> **LISTA DE TAREFAS**:
• 1. No texto sobre a reviravolta do casal de procuradores, por que o primeiro parecer foi encaminhado ao Supremo?
• 2. Dê continuidade ao texto sobre a reviravolta do casal de procuradores a partir da última frase apresentada.

> **TEXTO CITADO**:
É interessante entender a
reviravolta do casal de procuradores. Em 20 de outubro de 2011, documento
assinado pela dupla foi enviado ao STF para tratar de questões pendentes do
Inquérito nº 3.152, instaurado pela 7ª Vara Criminal Federal de São Paulo. A
ação contra Queiroz, iniciada pelo notório juiz Ali Mazloum, referia-se a
pedidos de quebra de sigilo telefônico do então delegado federal, de Luís
Roberto Demarco, desafeto de Dantas, e do jornalista Paulo Henrique Amorim,
alvo de inúmeros processos judiciais do dono do Opportunity. O parecer foi
encaminhado ao Supremo por causa do foro privilegiado assegurado ao delegado
após sua eleição a deputado federal em 2010.
Nesse primeiro texto, Gurgel
e Claudia Sampaio anotam: “O Ministério Público requereu a declaração de
incompetência do citado juízo para processo e julgamento do feito (...); a
declaração de nulidade da prova colhida de ofício pelo magistrado na fase
pré-processual, bem como o desentranhamento e inutilização”.
O segundo parecer é
completamente diferente. Em 12 de março deste ano, o casal solicita a Toffoli
vistas dos autos. Alegam, no documento, que um representante de Dantas os
procurou “diretamente” na PGR com “documentos novos”. O representante era
Junqueira, e os “documentos novos”, informações sobre uma suposta apreensão de
dinheiro na casa de Queiroz e dados acerca de bens patrimoniais do delegado. Tudo
falso ou maldosamente distorcido.

> **Registros de anotação de layout**:
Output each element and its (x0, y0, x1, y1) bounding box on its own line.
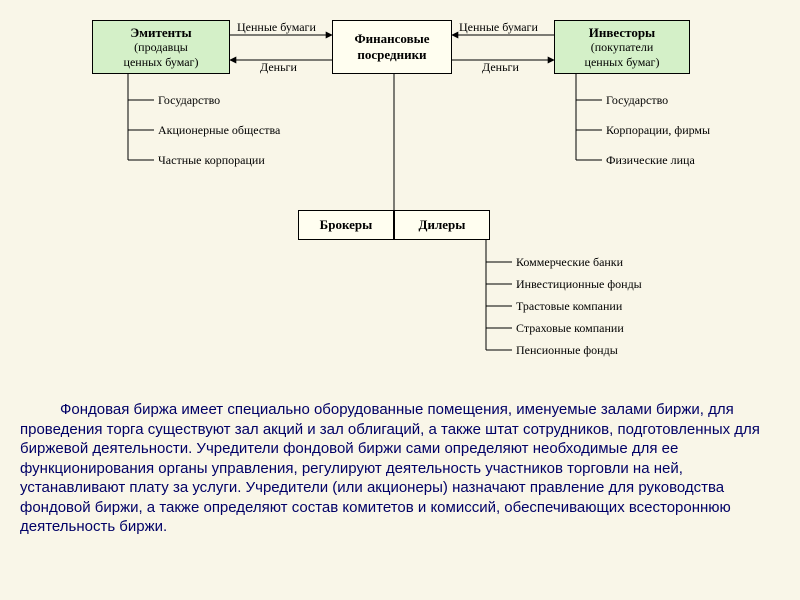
node-investors-sub1: (покупатели (591, 40, 654, 54)
edge-label-right-lower: Деньги (482, 60, 519, 75)
node-brokers-label: Брокеры (320, 217, 373, 233)
node-intermediaries-title1: Финансовые (354, 31, 429, 47)
node-dealers: Дилеры (394, 210, 490, 240)
investors-child-1: Корпорации, фирмы (606, 123, 710, 138)
node-emitters-sub2: ценных бумаг) (124, 55, 199, 69)
body-paragraph: Фондовая биржа имеет специально оборудов… (20, 400, 780, 537)
investors-child-2: Физические лица (606, 153, 695, 168)
node-brokers: Брокеры (298, 210, 394, 240)
edge-label-left-lower: Деньги (260, 60, 297, 75)
node-dealers-label: Дилеры (419, 217, 466, 233)
node-intermediaries: Финансовые посредники (332, 20, 452, 74)
node-emitters-title: Эмитенты (130, 25, 191, 41)
edge-label-right-upper: Ценные бумаги (459, 20, 538, 35)
emitters-child-2: Частные корпорации (158, 153, 265, 168)
diagram-canvas: Эмитенты (продавцы ценных бумаг) Финансо… (0, 0, 800, 600)
emitters-child-1: Акционерные общества (158, 123, 280, 138)
body-paragraph-text: Фондовая биржа имеет специально оборудов… (20, 401, 760, 535)
node-investors-sub2: ценных бумаг) (585, 55, 660, 69)
investors-child-0: Государство (606, 93, 668, 108)
emitters-child-0: Государство (158, 93, 220, 108)
dealers-child-2: Трастовые компании (516, 299, 622, 314)
dealers-child-4: Пенсионные фонды (516, 343, 618, 358)
dealers-child-1: Инвестиционные фонды (516, 277, 642, 292)
dealers-child-0: Коммерческие банки (516, 255, 623, 270)
edge-label-left-upper: Ценные бумаги (237, 20, 316, 35)
node-emitters: Эмитенты (продавцы ценных бумаг) (92, 20, 230, 74)
node-investors-title: Инвесторы (589, 25, 655, 41)
node-emitters-sub1: (продавцы (134, 40, 188, 54)
node-intermediaries-title2: посредники (357, 47, 426, 63)
node-investors: Инвесторы (покупатели ценных бумаг) (554, 20, 690, 74)
dealers-child-3: Страховые компании (516, 321, 624, 336)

> **RESPOSTAS POR TAREFA**:
• 1. Por causa do foro privilegiado assegurado ao delegado após sua eleição a deputado federal em 2010.

• 2.
Apenas seis dias depois, em
18 de março, Gurgel e sua mulher encaminharam a Toffoli outro documento.
Tratava-se do encadeamento minucioso de todas as demandas de Dantas transcritas
para o papel, ao que parece, pelo casal de procuradores. Ao que parece, pois o
estilo do segundo texto destoa de forma inegável da redação do primeiro. Em 11
páginas nas quais consideram “fatos novos trazidos pela defesa de Daniel
Dantas”, o procurador-geral e a esposa afirmam ter cometido um equívoco ao
solicitar o arquivamento do inquérito em 2011.
O novo parecer acolhe velhas
teses de Dantas para explicar seus crimes. Segundo o banqueiro, a Satiagraha
foi uma operação montada por desafetos e concorrentes interessados em tirá-lo
do mercado de telefonia do Brasil. O Opportunity era um dos acionistas da
Brasil Telecom e há quase uma década vivia em litígio com os demais sócios, a
Telecom Italia e os maiores fundos de pensão do País.
A mentira incluída pelos
procuradores no pedido de reabertura do caso diz respeito à apreensão de 280
mil reais em dinheiro na casa de Queiroz durante uma busca e apreensão
determinada pela 7ª Vara Federal de São Paulo em 2010. Segundo Gurgel e Claudia
Sampaio, “haveria registro até mesmo de conta no exterior”, e insinuam, com
base em “indícios amplamente noticiados na imprensa”, que o deputado do PCdoB
teria um patrimônio “absolutamente incompatível” com as rendas de funcionário
público. Citam, na lista de suspeitas, dois imóveis doados ao hoje parlamentar
por um delegado aposentado da Polícia Civil do Rio de Janeiro, José Zelman.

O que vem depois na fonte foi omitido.